Bring the attack to prod
🙈 Trying to not mention the flag I use for testing. Luckily git blame on that line shows someone else's name haha
Just realized we need the execution-apis PR is merged before merge this - although there's probably no harm getting this one merged as soon as the inclusion is confirmed, as the fetch_blobs function handles this gracefully.
@jimmygchen Any issues with the kzg libraries?
Nope all good so far! I was just flagging the potential challenges that I could imagine when we increase blob count, but I haven't actually run into any issues yet. Will keep you updated, thanks ☺️
engine_getBlobsV1 now implemented in
- Nethermind : https://github.com/NethermindEth/nethermind/pull/7322 (merged)
- Reth: https://github.com/paradigmxyz/reth/pull/9723 (open)
I think we should review blob publishing before merging this to avoid adding excessive bandwidth usage for Deneb.
Be great to have https://github.com/sigp/lighthouse/pull/6403 merged first, as there will be some more conflicts that needs to be resolved, and a bit easier in this order. We also need to prioritise block publishing, could do it in this PR.
Remaining TODOs
- [x] prioritise block publishing (https://github.com/sigp/lighthouse/pull/6268/commits/0a2c6f76c790e2117ed4a225ef312795eb26f240)
- [x] send
IDONTWANTon publish- #6513
I'm observing a few things from testing:
The node sometimes end up publishing all blobs, if the pending component is not found in availability cache after the block has been made available (cached_blob_indexes returns None below):
https://github.com/sigp/lighthouse/blob/0f32b73ebc1505b3495d3719e158ac4630d7020b/beacon_node/beacon_chain/src/fetch_blobs.rs#L153-L165
The evidence is that we also see a blob processing error DuplicateFullyImported when trying to process the already imported blobs:
Oct 30 10:06:02.780 DEBG Fetching blobs from the EL, num_expected_blobs: 6, block_root: 0x8ae0291f630ab24311fa859a2e86c6fb8995fb2df420516ecbbe3a8eaa339ebf, service: fetch_engine_blobs, service: beacon, module: beacon_chain::fetch_blobs:78
Oct 30 10:06:02.968 DEBG Processing engine blobs, num_fetched_blobs: 6, block_root: 0x8ae0291f630ab24311fa859a2e86c6fb8995fb2df420516ecbbe3a8eaa339ebf, service: fetch_engine_blobs, service: beacon, module: beacon_chain::fetch_blobs:170
Oct 30 10:06:02.968 ERRO Error fetching or processing blobs from EL, block_hash: 0x8ae0291f630ab24311fa859a2e86c6fb8995fb2df420516ecbbe3a8eaa339ebf, error: BlobProcessingError(DuplicateFullyImported(0x8ae0291f630ab24311fa859a2e86c6fb8995fb2df420516ecbbe3a8eaa339ebf)), module: network::network_beacon_processor:937
Oct 30 10:06:03.871 DEBG Batch blob publication complete, block_root: 0x8ae0291f630ab24311fa859a2e86c6fb8995fb2df420516ecbbe3a8eaa339ebf, published_count: 6, blob_count: 6, batch_interval: 300, service: beacon, module: network::network_beacon_processor:1066
Possible solution:
- ~~Check fork choice again before publishing and processing engine blobs~~
- Downgrade error
BlockError::DuplicateFullyImportedto a debug log, as this race can sometimes happens
UPDATE: I think a better solution would be gossip verifying the blobs prior to publishing - this is consistent with our blob publishing logic and if the blob has already been observed, then we would get GossipBlobError::RepeatBlob and not publish and process the duplicate blob.

---+---

## REQUIRED ACTIONS
- A) In the thread on fetching blobs from the execution layer, which two clients are listed as having implemented engine_getBlobsV1?
- B) Quote the thread on fetching blobs from the execution layer, starting at "Nope all good" and ending at "usage for Deneb.".
- C) Write what comes next in the thread on fetching blobs from the execution layer, picking up after its final sentence.

---+---

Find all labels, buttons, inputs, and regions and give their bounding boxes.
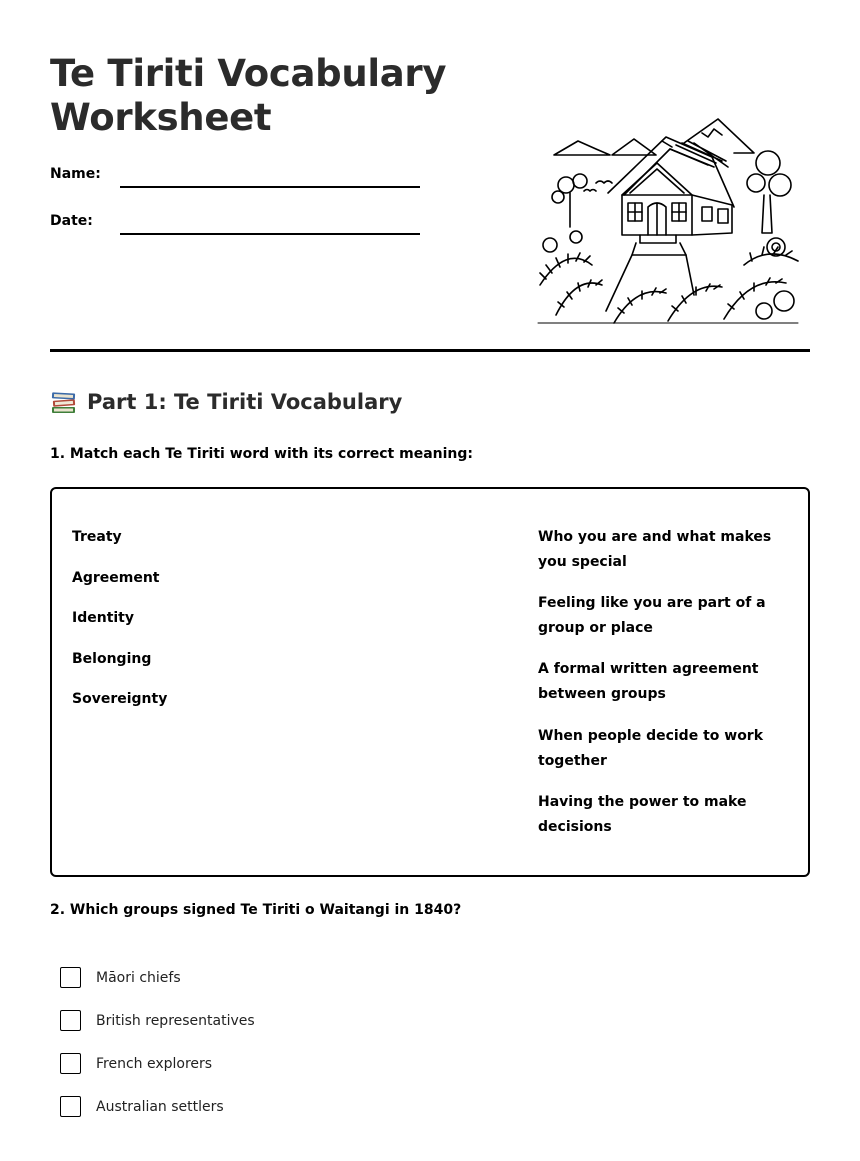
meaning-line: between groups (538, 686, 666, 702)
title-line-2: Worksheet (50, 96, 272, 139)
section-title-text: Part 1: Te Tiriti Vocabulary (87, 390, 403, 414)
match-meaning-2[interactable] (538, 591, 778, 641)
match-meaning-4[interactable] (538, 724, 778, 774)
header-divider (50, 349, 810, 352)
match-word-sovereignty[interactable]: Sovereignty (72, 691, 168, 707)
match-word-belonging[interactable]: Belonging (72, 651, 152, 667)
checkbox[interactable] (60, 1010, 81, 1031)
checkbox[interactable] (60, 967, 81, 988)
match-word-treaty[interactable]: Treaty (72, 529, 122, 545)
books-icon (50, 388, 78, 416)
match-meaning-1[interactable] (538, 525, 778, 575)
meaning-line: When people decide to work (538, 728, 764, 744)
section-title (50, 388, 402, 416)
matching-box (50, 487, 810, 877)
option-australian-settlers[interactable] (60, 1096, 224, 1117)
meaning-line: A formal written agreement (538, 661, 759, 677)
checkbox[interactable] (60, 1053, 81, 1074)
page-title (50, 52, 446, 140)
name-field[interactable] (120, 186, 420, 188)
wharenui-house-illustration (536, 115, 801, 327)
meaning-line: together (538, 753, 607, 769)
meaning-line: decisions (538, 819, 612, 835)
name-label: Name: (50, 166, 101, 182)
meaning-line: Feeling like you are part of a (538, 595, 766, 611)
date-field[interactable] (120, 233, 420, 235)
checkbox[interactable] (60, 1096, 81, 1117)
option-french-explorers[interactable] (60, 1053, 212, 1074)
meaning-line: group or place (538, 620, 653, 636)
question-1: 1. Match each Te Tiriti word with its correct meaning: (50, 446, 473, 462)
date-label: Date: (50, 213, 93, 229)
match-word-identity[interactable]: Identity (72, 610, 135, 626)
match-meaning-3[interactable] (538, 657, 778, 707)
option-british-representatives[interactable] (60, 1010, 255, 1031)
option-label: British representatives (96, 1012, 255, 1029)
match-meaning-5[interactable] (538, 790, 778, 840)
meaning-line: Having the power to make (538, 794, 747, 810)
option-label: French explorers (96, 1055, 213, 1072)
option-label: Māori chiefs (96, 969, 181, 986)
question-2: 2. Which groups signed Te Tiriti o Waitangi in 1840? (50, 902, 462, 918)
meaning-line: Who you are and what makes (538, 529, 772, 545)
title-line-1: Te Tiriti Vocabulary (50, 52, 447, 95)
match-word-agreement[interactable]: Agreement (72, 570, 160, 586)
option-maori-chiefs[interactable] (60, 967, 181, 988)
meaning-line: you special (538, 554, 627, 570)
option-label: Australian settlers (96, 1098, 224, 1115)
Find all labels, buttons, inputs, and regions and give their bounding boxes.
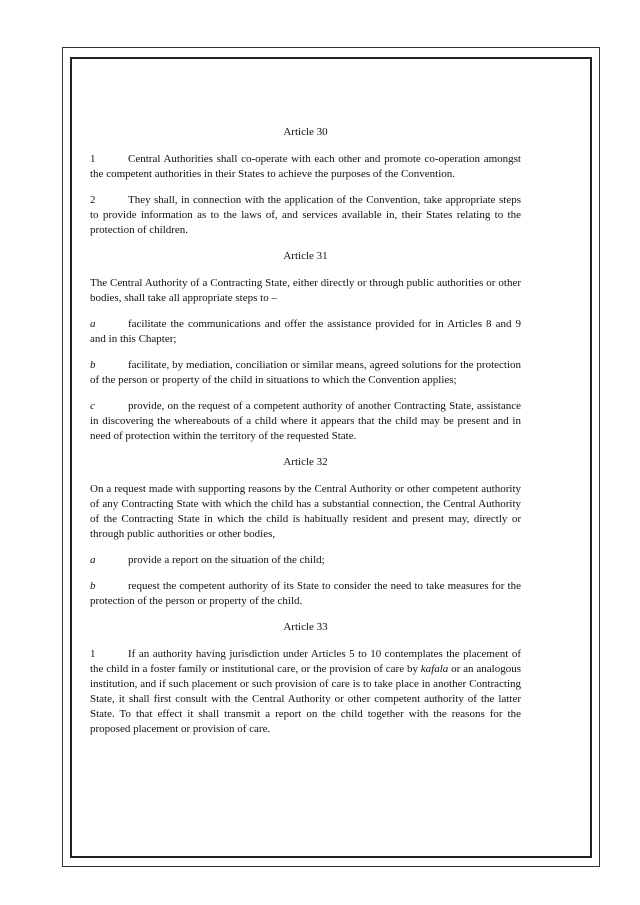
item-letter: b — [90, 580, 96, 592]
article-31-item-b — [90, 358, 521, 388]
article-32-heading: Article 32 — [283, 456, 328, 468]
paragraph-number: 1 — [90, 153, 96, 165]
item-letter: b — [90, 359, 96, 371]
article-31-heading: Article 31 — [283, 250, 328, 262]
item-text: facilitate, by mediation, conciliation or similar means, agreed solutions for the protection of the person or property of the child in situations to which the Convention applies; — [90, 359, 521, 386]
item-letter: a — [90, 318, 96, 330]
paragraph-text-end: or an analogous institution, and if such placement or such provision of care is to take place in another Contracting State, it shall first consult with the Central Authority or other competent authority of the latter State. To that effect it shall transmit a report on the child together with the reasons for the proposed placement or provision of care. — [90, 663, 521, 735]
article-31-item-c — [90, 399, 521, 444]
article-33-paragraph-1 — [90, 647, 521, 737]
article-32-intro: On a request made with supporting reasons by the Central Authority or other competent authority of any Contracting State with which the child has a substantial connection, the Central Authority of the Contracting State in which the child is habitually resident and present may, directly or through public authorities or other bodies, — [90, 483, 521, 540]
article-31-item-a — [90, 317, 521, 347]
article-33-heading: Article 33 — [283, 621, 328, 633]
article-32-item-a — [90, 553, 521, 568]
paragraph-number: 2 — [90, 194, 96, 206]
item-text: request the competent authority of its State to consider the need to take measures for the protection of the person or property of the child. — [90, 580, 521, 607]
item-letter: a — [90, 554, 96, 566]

---+---

## ANSWERS FOR THE TASKS
- A) Nethermind, with its pull request merged, and Reth, with its pull request still open.

- B)
Nope all good so far! I was just flagging the potential challenges that I could imagine when we increase blob count, but I haven't actually run into any issues yet. Will keep you updated, thanks ☺️
engine_getBlobsV1 now implemented in
- Nethermind : https://github.com/NethermindEth/nethermind/pull/7322 (merged)
- Reth: https://github.com/paradigmxyz/reth/pull/9723 (open)
I think we should review blob publishing before merging this to avoid adding excessive bandwidth usage for Deneb.

- C)
@dapplion @michaelsproul I've made a few more changes and have tested this locally. This is ready for review now:
- Fix invalid inclusion proof for EL blobs
- Only publish blobs triggered from gossip block and not RPC blocks
I'll deploy this to some testnet nodes.
Some findings from mainnet testing from a small sample size:
- EL
getBlobsonly gets triggered once roughly every ~5-10 mins. This is likely because relays publish blobs before blocks. This may change in the future though when blob count increases, or if nodes prioritise block publishing. - Interestingly, the pattern is very inconsistent (sometimes
getBlobscould get triggered for 5-6 consecutive blocks), and it seems to be happen more onultrasoundrelay and non builder blocks. (perhaps they don't prioritise sending blobs as much as other relays?) - A large percentage of them are blocks with 5 or 6 blobs - which is what we expect, as proposer would have to disseminate more blob data to its peers and more likely to have delays.
- With the gradual publication optimisation, we only publish about 1 blob roughly every 10 mins, so it should have minimal impact on outbound bandwidth.
@mergify queue
queue
✅ The pull request has been merged automatically
The pull request has been merged automatically at 5f053b0b6dfb7dba8f4455b6fea1d3e6777cea99
One more thing I was thinking about - we may not want to always fetch blobs on rpc response, as it only makes sense / works if we're close to the head slot, but I guess process_rpc_block only happens if we're close to the head (block lookup and head sync), so I don't think there's anything we need to address here, but just wanted to keep a note.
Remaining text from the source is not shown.